>>

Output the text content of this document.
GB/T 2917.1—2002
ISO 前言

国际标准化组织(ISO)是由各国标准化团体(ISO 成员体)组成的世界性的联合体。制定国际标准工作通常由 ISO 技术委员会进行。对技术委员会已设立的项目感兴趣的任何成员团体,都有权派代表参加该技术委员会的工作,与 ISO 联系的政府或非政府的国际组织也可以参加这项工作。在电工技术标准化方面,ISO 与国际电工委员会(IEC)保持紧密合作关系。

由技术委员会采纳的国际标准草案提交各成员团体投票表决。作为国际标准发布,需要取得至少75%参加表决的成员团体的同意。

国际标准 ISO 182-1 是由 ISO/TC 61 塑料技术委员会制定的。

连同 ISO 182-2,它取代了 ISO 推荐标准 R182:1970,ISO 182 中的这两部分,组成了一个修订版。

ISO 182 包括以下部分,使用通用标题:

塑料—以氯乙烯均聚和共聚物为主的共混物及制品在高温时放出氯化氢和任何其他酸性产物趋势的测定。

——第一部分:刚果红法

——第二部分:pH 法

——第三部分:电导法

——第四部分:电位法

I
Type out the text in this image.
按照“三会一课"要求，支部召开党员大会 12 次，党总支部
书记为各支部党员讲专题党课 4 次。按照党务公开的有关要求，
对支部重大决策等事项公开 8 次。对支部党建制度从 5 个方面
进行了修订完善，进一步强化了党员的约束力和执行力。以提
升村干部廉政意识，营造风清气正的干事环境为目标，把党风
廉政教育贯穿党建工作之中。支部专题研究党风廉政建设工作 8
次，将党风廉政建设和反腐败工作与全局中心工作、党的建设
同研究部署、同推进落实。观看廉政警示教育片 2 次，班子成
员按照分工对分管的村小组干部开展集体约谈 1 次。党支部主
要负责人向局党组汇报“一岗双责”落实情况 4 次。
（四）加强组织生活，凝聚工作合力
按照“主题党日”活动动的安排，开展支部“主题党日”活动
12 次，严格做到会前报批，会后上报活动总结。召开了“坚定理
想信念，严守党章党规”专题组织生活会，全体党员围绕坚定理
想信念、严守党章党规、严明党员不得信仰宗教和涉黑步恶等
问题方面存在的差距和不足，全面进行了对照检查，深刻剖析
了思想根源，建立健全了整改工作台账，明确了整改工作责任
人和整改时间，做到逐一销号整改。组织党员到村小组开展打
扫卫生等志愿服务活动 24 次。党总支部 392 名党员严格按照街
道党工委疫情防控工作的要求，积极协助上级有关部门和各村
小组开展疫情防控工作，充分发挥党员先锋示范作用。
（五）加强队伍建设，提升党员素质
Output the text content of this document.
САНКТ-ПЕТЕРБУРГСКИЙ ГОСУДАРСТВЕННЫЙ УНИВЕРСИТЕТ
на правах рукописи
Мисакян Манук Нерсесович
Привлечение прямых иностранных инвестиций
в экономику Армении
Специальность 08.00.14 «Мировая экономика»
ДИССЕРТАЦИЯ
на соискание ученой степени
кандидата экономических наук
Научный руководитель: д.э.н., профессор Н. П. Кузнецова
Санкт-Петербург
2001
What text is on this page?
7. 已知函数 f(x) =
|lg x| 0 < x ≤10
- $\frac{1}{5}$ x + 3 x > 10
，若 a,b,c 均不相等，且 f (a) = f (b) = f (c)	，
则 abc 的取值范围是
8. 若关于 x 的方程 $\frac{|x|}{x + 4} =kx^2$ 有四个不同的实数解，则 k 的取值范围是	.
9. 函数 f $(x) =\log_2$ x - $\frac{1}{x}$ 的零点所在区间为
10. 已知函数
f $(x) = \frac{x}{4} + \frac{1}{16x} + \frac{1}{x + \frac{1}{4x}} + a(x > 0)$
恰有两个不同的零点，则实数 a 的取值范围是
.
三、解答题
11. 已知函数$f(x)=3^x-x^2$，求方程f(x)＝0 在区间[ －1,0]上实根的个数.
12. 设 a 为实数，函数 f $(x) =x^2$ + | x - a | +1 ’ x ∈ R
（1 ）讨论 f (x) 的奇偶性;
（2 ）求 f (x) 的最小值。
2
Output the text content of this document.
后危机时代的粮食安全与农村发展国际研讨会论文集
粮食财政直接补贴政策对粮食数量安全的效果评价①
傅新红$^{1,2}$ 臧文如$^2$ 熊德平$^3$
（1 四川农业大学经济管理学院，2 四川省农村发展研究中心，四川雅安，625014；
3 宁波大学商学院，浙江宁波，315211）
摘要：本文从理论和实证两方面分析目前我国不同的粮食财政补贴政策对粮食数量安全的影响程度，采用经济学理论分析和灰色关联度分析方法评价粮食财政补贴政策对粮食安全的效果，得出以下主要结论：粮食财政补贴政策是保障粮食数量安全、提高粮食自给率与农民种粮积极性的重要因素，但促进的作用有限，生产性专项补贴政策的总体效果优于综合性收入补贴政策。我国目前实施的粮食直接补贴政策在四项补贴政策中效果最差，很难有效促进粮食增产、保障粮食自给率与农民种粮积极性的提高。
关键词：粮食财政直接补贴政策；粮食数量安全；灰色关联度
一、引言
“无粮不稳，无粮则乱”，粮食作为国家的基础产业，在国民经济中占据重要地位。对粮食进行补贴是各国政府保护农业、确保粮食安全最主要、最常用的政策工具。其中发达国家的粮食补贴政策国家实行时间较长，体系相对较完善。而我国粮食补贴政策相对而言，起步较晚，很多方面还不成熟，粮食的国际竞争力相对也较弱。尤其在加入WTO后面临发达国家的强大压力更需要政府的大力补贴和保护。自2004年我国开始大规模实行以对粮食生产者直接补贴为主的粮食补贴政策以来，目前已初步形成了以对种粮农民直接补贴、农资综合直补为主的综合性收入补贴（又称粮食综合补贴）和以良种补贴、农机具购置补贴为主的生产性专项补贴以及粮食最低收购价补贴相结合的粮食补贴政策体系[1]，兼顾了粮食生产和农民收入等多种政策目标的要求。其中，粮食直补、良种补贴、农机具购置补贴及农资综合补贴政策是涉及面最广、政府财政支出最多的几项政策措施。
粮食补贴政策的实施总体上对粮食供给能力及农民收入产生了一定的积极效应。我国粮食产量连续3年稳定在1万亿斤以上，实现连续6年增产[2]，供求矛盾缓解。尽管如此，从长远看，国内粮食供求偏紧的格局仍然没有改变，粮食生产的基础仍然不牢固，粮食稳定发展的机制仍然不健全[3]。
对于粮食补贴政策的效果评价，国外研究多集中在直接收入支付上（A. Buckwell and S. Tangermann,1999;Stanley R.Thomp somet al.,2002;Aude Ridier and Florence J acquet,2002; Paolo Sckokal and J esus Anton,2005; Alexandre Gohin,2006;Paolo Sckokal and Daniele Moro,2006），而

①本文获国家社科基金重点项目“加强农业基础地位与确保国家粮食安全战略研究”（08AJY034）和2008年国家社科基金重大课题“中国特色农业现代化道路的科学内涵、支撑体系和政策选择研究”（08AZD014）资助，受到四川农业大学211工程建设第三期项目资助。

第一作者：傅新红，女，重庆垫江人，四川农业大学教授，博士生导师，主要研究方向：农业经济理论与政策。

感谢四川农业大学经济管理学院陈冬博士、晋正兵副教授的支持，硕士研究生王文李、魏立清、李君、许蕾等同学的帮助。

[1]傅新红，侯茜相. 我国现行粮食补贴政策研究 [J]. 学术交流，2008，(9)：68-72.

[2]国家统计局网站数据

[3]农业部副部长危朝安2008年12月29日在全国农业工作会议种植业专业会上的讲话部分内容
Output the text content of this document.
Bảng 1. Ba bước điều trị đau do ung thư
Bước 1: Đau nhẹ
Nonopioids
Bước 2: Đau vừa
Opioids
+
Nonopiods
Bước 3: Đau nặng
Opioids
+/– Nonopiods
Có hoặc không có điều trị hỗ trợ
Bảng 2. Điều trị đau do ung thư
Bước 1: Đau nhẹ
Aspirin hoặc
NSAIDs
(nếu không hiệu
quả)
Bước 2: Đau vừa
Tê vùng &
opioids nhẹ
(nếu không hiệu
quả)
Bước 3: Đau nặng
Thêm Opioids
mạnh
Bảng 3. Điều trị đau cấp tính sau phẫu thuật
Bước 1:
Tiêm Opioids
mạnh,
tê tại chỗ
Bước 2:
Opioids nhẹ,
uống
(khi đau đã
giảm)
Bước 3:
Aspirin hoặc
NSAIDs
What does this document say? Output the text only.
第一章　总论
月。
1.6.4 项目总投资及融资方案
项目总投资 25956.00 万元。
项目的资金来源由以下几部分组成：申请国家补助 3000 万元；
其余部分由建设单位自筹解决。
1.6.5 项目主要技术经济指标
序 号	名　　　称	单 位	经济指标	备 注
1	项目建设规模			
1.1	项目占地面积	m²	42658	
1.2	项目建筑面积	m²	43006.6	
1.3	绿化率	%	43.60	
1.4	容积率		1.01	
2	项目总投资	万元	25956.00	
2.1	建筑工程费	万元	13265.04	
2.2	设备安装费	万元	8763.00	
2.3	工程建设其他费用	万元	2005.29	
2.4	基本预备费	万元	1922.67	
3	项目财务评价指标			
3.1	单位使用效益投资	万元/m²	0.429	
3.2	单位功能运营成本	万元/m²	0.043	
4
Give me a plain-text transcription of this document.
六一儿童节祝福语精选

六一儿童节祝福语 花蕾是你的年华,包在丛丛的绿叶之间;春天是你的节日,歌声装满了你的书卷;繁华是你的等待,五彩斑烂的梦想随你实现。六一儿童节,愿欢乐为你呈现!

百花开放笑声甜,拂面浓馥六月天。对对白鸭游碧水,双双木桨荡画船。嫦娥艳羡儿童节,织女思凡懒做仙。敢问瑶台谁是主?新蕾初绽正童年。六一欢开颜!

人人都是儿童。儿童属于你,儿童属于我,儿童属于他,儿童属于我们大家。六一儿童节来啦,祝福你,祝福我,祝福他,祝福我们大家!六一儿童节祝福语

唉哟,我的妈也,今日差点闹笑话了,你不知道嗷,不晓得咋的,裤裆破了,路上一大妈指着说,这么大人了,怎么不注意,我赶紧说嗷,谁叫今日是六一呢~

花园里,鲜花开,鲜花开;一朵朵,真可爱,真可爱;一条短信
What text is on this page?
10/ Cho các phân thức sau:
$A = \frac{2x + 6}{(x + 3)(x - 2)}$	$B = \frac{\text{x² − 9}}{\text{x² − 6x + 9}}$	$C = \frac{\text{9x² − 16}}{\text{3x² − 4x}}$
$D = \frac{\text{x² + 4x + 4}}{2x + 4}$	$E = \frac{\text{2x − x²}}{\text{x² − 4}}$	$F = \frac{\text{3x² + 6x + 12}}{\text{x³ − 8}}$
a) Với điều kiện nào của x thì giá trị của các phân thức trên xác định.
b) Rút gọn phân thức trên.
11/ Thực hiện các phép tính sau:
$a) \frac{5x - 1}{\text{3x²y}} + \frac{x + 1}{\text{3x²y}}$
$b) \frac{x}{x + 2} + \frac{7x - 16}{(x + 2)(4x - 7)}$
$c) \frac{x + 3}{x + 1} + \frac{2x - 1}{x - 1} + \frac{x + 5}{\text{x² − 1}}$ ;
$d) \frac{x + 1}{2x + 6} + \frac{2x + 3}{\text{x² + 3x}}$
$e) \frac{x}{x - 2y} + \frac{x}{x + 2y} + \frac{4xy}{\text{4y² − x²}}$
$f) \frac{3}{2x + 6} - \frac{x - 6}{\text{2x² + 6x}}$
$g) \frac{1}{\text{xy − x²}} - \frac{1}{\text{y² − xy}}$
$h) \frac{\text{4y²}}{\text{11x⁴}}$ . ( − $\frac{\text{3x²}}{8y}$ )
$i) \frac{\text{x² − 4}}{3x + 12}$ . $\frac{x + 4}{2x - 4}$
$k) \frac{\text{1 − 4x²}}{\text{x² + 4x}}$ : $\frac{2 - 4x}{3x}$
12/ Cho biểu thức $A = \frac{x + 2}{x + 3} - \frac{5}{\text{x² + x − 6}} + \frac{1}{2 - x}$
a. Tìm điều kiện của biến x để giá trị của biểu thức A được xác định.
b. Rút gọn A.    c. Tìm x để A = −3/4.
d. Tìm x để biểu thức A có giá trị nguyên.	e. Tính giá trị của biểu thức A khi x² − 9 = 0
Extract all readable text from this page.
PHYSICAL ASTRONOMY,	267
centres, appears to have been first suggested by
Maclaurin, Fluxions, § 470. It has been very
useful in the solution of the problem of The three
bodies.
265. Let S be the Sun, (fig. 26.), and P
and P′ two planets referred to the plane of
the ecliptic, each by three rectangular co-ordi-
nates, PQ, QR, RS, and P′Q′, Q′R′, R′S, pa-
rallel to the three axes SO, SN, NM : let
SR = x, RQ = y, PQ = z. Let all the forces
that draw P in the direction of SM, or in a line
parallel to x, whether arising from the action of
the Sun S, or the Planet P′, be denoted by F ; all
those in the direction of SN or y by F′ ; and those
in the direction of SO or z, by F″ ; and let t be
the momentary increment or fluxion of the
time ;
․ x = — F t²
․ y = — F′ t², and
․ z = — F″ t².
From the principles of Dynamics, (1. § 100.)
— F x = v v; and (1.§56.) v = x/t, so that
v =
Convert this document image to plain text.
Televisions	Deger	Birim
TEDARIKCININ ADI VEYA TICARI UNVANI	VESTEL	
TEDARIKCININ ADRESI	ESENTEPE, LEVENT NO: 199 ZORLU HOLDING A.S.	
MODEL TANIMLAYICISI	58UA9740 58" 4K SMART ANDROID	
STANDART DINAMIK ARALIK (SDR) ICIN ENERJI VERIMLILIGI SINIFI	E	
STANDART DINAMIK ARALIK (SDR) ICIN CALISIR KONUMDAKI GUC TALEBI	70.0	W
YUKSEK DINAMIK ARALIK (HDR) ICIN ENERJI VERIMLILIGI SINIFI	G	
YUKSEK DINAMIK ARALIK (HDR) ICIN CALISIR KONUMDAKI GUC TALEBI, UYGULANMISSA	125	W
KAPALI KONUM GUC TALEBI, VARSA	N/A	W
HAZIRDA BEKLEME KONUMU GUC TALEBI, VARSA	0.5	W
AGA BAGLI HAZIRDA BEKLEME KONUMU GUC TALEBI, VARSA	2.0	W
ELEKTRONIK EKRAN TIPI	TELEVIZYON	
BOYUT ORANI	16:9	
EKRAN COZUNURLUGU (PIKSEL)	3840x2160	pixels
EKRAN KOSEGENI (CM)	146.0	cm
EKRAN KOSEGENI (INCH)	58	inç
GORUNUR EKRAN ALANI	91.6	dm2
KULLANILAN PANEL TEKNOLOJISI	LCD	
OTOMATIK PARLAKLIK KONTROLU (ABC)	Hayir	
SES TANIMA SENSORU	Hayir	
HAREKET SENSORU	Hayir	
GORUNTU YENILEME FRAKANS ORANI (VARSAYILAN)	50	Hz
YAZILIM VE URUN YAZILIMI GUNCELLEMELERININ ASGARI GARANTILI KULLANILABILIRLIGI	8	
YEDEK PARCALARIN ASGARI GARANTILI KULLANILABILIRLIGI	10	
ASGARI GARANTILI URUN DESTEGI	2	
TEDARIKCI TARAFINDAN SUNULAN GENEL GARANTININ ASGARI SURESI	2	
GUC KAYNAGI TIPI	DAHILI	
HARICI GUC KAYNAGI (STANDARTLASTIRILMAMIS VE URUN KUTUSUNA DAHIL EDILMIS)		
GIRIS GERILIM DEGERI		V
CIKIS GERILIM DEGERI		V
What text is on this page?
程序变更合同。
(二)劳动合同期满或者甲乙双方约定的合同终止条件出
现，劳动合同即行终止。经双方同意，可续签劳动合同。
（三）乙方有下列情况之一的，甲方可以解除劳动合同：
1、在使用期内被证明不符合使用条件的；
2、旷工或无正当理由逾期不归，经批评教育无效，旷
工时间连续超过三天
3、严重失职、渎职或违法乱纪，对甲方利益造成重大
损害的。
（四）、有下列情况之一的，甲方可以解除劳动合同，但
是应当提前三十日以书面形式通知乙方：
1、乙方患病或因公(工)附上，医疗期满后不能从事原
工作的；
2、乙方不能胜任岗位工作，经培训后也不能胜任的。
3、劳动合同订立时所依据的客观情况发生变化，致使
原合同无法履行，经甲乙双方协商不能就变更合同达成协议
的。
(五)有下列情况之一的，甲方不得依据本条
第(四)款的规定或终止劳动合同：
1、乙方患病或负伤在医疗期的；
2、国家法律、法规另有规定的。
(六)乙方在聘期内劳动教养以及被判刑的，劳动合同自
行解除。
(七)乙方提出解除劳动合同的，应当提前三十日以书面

<<

- Prompt -
Each line of the data that includes the word "SINIFI" counts once; report the total and nothing more.

- Solution for this task -
2